** Problema planteado **
Por favor, presenta como lista numerada todo el material, desde su comienzo hasta la línea que contiene "breadcrumb-subcategory[interactable]: 셔츠/블라우스 (애프터프레이)", ambas incluidas, y omite las líneas en blanco.

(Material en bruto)
'''
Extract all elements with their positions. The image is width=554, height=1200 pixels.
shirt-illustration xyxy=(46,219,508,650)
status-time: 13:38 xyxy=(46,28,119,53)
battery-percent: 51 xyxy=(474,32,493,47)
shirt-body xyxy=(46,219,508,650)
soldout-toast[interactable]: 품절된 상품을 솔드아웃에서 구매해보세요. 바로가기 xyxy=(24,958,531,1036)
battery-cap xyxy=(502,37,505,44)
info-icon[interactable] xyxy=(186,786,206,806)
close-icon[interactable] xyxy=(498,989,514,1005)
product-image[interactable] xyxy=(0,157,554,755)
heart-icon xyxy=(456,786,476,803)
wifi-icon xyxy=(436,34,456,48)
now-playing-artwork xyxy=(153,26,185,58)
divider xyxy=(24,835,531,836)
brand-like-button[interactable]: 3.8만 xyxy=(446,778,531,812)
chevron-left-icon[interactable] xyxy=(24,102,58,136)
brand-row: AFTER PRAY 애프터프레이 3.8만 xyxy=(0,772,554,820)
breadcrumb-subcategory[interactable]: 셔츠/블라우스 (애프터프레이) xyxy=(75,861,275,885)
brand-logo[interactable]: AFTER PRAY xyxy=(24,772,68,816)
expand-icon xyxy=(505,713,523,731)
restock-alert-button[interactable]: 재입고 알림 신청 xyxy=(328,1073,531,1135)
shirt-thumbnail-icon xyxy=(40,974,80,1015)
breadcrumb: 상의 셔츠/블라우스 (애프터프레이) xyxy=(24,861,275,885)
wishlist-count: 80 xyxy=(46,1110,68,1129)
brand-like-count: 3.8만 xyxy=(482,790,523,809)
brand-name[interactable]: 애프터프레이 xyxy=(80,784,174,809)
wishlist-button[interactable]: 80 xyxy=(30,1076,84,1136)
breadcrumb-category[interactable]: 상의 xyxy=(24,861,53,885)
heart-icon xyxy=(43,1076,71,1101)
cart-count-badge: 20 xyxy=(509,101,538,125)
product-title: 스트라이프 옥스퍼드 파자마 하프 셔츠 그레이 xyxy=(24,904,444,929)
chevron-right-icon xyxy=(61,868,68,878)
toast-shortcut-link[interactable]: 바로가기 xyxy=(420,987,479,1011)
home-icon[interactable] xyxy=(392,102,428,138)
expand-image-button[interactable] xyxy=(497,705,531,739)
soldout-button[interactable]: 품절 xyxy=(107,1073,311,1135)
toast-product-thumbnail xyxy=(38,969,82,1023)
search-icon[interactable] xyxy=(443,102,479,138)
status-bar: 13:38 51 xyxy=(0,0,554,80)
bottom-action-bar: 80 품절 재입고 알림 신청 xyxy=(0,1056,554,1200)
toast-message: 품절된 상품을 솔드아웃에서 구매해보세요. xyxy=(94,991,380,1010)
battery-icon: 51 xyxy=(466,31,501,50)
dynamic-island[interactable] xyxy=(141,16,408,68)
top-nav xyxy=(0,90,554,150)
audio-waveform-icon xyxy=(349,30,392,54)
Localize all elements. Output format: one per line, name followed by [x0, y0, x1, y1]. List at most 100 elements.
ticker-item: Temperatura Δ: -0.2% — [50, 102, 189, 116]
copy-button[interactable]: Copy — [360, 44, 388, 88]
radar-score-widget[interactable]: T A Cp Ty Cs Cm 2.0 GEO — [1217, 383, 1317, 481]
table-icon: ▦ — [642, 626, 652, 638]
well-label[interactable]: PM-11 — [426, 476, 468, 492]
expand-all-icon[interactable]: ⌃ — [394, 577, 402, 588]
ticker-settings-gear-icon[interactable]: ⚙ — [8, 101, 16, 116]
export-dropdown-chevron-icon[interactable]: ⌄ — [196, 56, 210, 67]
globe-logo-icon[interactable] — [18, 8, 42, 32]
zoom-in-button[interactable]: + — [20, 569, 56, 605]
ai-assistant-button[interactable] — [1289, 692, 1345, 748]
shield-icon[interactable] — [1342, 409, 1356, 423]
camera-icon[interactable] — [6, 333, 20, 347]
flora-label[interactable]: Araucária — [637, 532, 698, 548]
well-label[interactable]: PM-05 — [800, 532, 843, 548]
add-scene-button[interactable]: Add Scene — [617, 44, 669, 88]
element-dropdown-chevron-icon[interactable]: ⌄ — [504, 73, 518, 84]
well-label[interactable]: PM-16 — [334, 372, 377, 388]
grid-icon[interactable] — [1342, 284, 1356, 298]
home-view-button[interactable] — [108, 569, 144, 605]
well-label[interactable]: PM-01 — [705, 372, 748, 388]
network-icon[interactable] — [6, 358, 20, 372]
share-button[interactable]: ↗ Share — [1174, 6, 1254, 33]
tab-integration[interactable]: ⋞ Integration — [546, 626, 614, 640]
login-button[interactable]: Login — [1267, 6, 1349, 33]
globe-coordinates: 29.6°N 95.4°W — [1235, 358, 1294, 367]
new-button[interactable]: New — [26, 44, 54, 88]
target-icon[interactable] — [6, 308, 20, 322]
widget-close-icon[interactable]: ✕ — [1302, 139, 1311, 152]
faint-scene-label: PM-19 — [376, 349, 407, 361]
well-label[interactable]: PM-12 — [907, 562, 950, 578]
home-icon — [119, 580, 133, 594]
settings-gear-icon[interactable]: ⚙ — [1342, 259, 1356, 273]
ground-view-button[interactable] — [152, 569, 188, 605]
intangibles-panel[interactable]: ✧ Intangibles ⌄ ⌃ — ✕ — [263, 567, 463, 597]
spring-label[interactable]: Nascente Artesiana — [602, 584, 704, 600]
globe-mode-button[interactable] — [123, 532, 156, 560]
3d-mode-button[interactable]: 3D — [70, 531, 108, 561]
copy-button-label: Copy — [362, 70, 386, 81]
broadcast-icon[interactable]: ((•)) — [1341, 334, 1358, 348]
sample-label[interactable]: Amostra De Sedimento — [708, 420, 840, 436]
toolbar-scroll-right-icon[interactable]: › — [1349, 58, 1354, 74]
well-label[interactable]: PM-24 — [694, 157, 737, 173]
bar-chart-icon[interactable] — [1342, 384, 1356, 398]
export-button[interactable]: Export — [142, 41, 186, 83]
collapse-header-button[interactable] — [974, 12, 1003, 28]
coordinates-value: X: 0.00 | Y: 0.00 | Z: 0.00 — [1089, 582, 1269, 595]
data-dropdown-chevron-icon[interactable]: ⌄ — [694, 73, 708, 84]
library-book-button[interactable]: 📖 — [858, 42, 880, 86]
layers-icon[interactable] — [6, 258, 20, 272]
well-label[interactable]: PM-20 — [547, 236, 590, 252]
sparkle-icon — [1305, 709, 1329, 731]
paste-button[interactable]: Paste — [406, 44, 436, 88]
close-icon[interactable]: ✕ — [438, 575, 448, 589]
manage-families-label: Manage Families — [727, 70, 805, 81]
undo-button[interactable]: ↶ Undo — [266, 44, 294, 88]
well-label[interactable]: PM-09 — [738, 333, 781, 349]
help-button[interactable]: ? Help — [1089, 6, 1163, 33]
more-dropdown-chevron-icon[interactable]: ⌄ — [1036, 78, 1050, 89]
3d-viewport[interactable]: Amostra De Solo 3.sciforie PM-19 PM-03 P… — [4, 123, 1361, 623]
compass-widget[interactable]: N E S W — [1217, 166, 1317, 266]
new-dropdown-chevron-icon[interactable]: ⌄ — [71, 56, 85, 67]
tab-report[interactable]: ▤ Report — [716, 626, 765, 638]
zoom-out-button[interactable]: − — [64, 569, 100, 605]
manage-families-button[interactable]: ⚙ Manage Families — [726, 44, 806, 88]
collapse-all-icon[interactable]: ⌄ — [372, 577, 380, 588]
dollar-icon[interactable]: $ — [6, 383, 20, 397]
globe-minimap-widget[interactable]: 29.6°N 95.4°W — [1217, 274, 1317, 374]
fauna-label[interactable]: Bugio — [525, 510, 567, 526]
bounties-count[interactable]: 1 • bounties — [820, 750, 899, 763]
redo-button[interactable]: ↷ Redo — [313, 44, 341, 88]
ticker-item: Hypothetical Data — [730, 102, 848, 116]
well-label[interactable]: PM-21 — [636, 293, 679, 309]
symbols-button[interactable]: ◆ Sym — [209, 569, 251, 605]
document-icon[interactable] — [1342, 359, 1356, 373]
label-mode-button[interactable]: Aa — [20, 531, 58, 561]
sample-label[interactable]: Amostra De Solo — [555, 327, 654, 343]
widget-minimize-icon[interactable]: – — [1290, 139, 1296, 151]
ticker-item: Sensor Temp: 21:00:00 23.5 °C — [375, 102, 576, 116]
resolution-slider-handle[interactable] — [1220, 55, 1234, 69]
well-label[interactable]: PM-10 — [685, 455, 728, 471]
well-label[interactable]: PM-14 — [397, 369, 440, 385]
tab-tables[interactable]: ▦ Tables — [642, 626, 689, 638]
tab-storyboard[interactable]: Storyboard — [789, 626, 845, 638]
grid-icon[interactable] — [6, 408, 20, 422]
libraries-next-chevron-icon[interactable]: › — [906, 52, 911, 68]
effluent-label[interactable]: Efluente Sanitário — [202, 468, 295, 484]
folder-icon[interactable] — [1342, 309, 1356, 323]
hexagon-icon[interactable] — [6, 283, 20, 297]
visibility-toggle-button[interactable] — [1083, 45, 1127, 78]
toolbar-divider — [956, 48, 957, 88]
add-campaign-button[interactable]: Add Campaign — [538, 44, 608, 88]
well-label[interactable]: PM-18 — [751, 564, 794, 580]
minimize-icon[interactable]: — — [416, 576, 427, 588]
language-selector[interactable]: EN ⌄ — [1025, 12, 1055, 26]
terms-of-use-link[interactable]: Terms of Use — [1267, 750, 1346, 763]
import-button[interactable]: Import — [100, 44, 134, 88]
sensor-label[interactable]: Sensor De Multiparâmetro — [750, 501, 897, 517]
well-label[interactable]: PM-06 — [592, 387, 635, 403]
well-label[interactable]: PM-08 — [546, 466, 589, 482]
'''
** Resultado esperado **
1. Extract all elements with their positions. The image is width=554, height=1200 pixels.
2. shirt-illustration xyxy=(46,219,508,650)
3. status-time: 13:38 xyxy=(46,28,119,53)
4. battery-percent: 51 xyxy=(474,32,493,47)
5. shirt-body xyxy=(46,219,508,650)
6. soldout-toast[interactable]: 품절된 상품을 솔드아웃에서 구매해보세요. 바로가기 xyxy=(24,958,531,1036)
7. battery-cap xyxy=(502,37,505,44)
8. info-icon[interactable] xyxy=(186,786,206,806)
9. close-icon[interactable] xyxy=(498,989,514,1005)
10. product-image[interactable] xyxy=(0,157,554,755)
11. heart-icon xyxy=(456,786,476,803)
12. wifi-icon xyxy=(436,34,456,48)
13. now-playing-artwork xyxy=(153,26,185,58)
14. divider xyxy=(24,835,531,836)
15. brand-like-button[interactable]: 3.8만 xyxy=(446,778,531,812)
16. chevron-left-icon[interactable] xyxy=(24,102,58,136)
17. brand-row: AFTER PRAY 애프터프레이 3.8만 xyxy=(0,772,554,820)
18. breadcrumb-subcategory[interactable]: 셔츠/블라우스 (애프터프레이) xyxy=(75,861,275,885)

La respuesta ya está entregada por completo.